*Problem to solve:* Print the entire listing. Each line must match the original exactly.

*Records for processing:*
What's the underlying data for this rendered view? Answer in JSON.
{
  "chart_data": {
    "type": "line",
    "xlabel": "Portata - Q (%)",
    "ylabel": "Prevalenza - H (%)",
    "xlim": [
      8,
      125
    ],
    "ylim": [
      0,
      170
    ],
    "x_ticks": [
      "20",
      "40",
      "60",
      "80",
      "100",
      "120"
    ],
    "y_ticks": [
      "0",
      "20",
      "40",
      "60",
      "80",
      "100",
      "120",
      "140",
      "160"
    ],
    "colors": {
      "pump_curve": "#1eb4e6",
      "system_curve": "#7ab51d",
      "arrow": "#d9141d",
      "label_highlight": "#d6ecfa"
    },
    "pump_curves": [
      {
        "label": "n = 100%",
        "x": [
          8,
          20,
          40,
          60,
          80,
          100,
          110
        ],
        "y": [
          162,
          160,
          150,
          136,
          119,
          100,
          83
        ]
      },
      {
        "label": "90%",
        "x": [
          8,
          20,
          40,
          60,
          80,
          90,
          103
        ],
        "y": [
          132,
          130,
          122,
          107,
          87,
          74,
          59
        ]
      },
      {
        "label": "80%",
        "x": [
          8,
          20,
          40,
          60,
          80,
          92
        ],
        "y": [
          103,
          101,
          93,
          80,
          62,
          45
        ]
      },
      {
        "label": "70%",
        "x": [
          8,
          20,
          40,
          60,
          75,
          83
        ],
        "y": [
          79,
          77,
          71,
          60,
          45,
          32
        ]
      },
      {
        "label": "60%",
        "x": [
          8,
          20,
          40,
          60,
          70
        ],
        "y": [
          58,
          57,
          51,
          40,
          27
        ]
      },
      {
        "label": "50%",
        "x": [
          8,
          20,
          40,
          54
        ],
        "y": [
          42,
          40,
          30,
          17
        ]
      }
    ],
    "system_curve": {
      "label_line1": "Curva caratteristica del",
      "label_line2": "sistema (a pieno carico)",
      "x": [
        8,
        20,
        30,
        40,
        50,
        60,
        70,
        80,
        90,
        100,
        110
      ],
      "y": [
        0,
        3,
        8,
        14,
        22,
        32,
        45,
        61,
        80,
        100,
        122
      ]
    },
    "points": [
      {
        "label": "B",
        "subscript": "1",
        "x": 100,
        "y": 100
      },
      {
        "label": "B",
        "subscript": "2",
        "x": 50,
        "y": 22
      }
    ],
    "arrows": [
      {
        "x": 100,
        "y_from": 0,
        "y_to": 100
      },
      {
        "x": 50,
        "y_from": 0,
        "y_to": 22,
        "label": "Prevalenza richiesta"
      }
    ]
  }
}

*Output for this task:*
What's the underlying data for this rendered view? Answer in JSON.
{
  "chart_data": {
    "type": "line",
    "xlabel": "Portata - Q (%)",
    "ylabel": "Prevalenza - H (%)",
    "xlim": [
      8,
      125
    ],
    "ylim": [
      0,
      170
    ],
    "x_ticks": [
      "20",
      "40",
      "60",
      "80",
      "100",
      "120"
    ],
    "y_ticks": [
      "0",
      "20",
      "40",
      "60",
      "80",
      "100",
      "120",
      "140",
      "160"
    ],
    "colors": {
      "pump_curve": "#1eb4e6",
      "system_curve": "#7ab51d",
      "arrow": "#d9141d",
      "label_highlight": "#d6ecfa"
    },
    "pump_curves": [
      {
        "label": "n = 100%",
        "x": [
          8,
          20,
          40,
          60,
          80,
          100,
          110
        ],
        "y": [
          162,
          160,
          150,
          136,
          119,
          100,
          83
        ]
      },
      {
        "label": "90%",
        "x": [
          8,
          20,
          40,
          60,
          80,
          90,
          103
        ],
        "y": [
          132,
          130,
          122,
          107,
          87,
          74,
          59
        ]
      },
      {
        "label": "80%",
        "x": [
          8,
          20,
          40,
          60,
          80,
          92
        ],
        "y": [
          103,
          101,
          93,
          80,
          62,
          45
        ]
      },
      {
        "label": "70%",
        "x": [
          8,
          20,
          40,
          60,
          75,
          83
        ],
        "y": [
          79,
          77,
          71,
          60,
          45,
          32
        ]
      },
      {
        "label": "60%",
        "x": [
          8,
          20,
          40,
          60,
          70
        ],
        "y": [
          58,
          57,
          51,
          40,
          27
        ]
      },
      {
        "label": "50%",
        "x": [
          8,
          20,
          40,
          54
        ],
        "y": [
          42,
          40,
          30,
          17
        ]
      }
    ],
    "system_curve": {
      "label_line1": "Curva caratteristica del",
      "label_line2": "sistema (a pieno carico)",
      "x": [
        8,
        20,
        30,
        40,
        50,
        60,
        70,
        80,
        90,
        100,
        110
      ],
      "y": [
        0,
        3,
        8,
        14,
        22,
        32,
        45,
        61,
        80,
        100,
        122
      ]
    },
    "points": [
      {
        "label": "B",
        "subscript": "1",
        "x": 100,
        "y": 100
      },
      {
        "label": "B",
        "subscript": "2",
        "x": 50,
        "y": 22
      }
    ],
    "arrows": [
      {
        "x": 100,
        "y_from": 0,
        "y_to": 100
      },
      {
        "x": 50,
        "y_from": 0,
        "y_to": 22,
        "label": "Prevalenza richiesta"
      }
    ]
  }
}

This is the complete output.